PROMPT -> Extract every line of the material below and reproduce it faithfully.

RECORDS FOR THE TASK ->
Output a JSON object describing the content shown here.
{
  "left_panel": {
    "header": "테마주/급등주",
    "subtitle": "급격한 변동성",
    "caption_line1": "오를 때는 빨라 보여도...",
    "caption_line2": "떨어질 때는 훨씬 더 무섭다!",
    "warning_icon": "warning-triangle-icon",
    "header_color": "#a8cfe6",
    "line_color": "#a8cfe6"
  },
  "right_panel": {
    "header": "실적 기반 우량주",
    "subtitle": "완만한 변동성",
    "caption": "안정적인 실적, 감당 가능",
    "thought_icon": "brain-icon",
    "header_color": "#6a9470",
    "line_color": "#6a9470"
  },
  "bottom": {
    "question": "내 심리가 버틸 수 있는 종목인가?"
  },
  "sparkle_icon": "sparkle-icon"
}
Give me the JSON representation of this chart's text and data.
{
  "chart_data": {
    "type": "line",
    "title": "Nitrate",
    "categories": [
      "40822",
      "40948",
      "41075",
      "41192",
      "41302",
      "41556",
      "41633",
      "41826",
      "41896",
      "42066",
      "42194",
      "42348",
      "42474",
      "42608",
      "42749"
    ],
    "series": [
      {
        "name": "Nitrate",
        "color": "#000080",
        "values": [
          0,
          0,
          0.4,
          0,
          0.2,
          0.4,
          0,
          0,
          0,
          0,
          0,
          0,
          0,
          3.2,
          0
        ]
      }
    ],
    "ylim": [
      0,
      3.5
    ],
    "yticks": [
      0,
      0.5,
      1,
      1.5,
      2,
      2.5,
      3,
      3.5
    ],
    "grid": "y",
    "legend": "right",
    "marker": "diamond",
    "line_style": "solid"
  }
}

COMPLETED EXERCISE ->
Output a JSON object describing the content shown here.
{
  "left_panel": {
    "header": "테마주/급등주",
    "subtitle": "급격한 변동성",
    "caption_line1": "오를 때는 빨라 보여도...",
    "caption_line2": "떨어질 때는 훨씬 더 무섭다!",
    "warning_icon": "warning-triangle-icon",
    "header_color": "#a8cfe6",
    "line_color": "#a8cfe6"
  },
  "right_panel": {
    "header": "실적 기반 우량주",
    "subtitle": "완만한 변동성",
    "caption": "안정적인 실적, 감당 가능",
    "thought_icon": "brain-icon",
    "header_color": "#6a9470",
    "line_color": "#6a9470"
  },
  "bottom": {
    "question": "내 심리가 버틸 수 있는 종목인가?"
  },
  "sparkle_icon": "sparkle-icon"
}
Give me the JSON representation of this chart's text and data.
{
  "chart_data": {
    "type": "line",
    "title": "Nitrate",
    "categories": [
      "40822",
      "40948",
      "41075",
      "41192",
      "41302",
      "41556",
      "41633",
      "41826",
      "41896",
      "42066",
      "42194",
      "42348",
      "42474",
      "42608",
      "42749"
    ],
    "series": [
      {
        "name": "Nitrate",
        "color": "#000080",
        "values": [
          0,
          0,
          0.4,
          0,
          0.2,
          0.4,
          0,
          0,
          0,
          0,
          0,
          0,
          0,
          3.2,
          0
        ]
      }
    ],
    "ylim": [
      0,
      3.5
    ],
    "yticks": [
      0,
      0.5,
      1,
      1.5,
      2,
      2.5,
      3,
      3.5
    ],
    "grid": "y",
    "legend": "right",
    "marker": "diamond",
    "line_style": "solid"
  }
}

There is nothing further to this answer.